━━━ DATASET EXCERPTS ━━━
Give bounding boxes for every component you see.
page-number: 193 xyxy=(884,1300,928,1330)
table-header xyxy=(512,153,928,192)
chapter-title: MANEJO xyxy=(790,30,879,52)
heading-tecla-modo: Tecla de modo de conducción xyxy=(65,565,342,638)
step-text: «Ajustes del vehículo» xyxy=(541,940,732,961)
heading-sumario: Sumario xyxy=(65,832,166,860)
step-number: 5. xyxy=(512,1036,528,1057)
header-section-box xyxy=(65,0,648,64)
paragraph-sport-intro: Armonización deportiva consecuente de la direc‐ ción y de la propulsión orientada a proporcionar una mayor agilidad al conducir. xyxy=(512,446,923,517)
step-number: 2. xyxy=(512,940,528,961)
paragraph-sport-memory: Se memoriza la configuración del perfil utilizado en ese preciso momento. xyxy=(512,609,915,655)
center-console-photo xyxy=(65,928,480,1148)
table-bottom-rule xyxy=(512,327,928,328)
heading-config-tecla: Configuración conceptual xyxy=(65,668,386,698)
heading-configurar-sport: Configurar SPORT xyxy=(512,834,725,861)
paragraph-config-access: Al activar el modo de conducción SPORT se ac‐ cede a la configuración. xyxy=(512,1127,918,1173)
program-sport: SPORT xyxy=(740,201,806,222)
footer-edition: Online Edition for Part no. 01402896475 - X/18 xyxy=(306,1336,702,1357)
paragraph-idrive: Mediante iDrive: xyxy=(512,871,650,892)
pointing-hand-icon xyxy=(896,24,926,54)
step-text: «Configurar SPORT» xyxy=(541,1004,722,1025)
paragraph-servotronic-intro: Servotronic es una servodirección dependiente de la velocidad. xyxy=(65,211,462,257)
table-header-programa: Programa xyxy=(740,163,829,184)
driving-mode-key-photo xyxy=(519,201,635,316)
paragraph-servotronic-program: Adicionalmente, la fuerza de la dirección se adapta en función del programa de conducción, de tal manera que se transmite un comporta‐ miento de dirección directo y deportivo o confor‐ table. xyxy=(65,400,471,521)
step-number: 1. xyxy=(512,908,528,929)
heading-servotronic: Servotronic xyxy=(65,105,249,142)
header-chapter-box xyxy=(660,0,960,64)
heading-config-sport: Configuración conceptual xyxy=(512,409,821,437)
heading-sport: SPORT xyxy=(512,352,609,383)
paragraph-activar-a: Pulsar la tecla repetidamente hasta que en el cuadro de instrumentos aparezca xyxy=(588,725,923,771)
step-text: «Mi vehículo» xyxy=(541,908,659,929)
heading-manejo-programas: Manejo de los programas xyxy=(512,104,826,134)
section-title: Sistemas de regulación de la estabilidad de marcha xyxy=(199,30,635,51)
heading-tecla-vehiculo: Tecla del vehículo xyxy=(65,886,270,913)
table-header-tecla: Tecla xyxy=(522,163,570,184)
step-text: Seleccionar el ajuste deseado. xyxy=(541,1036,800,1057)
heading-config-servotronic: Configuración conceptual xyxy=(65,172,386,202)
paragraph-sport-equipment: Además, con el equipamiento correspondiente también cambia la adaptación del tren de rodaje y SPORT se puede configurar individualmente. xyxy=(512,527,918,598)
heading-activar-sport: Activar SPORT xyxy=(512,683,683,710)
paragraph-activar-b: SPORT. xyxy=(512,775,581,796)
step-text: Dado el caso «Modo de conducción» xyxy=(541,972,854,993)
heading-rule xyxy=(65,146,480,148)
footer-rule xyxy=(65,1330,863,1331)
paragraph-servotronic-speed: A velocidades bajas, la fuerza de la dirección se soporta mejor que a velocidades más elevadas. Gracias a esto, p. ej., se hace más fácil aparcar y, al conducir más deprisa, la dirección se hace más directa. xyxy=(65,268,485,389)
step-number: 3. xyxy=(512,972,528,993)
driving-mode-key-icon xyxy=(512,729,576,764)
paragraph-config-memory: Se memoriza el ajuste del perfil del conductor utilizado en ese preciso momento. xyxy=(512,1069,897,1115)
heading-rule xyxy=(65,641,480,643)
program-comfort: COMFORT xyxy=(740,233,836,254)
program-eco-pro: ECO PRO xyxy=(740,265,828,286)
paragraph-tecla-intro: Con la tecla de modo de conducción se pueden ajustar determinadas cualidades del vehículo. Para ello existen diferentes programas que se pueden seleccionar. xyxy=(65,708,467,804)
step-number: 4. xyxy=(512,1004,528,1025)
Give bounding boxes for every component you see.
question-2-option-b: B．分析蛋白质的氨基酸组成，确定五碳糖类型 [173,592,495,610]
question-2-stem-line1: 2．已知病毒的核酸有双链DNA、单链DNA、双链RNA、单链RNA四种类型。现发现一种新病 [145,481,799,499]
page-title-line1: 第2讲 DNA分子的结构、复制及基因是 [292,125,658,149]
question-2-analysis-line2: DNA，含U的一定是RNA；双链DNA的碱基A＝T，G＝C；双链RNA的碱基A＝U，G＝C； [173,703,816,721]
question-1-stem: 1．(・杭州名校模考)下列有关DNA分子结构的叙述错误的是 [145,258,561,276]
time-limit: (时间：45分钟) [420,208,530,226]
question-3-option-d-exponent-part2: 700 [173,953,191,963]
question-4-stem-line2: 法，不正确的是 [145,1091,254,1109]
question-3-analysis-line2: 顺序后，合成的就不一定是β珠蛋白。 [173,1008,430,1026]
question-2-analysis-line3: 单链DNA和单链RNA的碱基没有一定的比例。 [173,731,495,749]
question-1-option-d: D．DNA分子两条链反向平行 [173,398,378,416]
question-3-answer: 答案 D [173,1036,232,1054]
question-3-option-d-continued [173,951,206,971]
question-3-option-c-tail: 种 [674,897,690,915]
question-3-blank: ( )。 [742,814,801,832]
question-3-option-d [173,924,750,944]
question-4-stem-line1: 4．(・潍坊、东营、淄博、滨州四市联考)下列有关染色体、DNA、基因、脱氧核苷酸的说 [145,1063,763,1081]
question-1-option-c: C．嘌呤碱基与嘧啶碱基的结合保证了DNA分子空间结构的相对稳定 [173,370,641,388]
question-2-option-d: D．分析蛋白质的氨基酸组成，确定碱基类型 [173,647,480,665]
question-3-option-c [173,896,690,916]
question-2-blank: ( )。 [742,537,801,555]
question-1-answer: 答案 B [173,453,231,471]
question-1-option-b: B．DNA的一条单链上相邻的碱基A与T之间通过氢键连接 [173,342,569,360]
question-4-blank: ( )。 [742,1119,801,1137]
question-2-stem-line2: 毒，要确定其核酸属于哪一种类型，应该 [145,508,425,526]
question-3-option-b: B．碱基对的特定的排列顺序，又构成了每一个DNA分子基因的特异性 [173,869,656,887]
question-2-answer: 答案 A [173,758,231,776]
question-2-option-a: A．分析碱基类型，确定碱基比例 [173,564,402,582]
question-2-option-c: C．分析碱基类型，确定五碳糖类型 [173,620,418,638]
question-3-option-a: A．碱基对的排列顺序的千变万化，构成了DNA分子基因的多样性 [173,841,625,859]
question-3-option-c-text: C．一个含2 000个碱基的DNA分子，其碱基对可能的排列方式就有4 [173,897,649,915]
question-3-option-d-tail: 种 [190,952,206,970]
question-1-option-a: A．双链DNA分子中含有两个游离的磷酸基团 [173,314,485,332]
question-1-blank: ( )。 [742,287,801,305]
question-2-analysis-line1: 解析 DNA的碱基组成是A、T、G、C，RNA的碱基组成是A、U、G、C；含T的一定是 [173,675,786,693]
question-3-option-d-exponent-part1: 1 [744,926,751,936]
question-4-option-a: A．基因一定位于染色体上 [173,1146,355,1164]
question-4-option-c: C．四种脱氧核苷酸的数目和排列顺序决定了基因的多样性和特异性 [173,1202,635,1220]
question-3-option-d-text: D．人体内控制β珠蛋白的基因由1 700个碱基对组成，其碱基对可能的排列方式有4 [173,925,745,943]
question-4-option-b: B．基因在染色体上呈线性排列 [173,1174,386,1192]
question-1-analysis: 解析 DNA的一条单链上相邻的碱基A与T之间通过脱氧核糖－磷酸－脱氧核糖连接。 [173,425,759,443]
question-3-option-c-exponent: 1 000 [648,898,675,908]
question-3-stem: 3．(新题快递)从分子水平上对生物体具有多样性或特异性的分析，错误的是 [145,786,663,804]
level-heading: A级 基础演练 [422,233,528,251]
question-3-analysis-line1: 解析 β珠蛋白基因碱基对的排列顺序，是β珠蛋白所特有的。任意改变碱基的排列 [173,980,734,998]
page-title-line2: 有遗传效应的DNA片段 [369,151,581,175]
━━━
◆ WHAT IS BEING ASKED
Can you write out the material word for word, beginning with its first line and going on through the line that contains "heading-configurar-sport: Configurar SPORT", including both of those lines?

◆ RESULT
Give bounding boxes for every component you see.
page-number: 193 xyxy=(884,1300,928,1330)
table-header xyxy=(512,153,928,192)
chapter-title: MANEJO xyxy=(790,30,879,52)
heading-tecla-modo: Tecla de modo de conducción xyxy=(65,565,342,638)
step-text: «Ajustes del vehículo» xyxy=(541,940,732,961)
heading-sumario: Sumario xyxy=(65,832,166,860)
step-number: 5. xyxy=(512,1036,528,1057)
header-section-box xyxy=(65,0,648,64)
paragraph-sport-intro: Armonización deportiva consecuente de la direc‐ ción y de la propulsión orientada a proporcionar una mayor agilidad al conducir. xyxy=(512,446,923,517)
step-number: 2. xyxy=(512,940,528,961)
paragraph-sport-memory: Se memoriza la configuración del perfil utilizado en ese preciso momento. xyxy=(512,609,915,655)
center-console-photo xyxy=(65,928,480,1148)
table-bottom-rule xyxy=(512,327,928,328)
heading-config-tecla: Configuración conceptual xyxy=(65,668,386,698)
heading-configurar-sport: Configurar SPORT xyxy=(512,834,725,861)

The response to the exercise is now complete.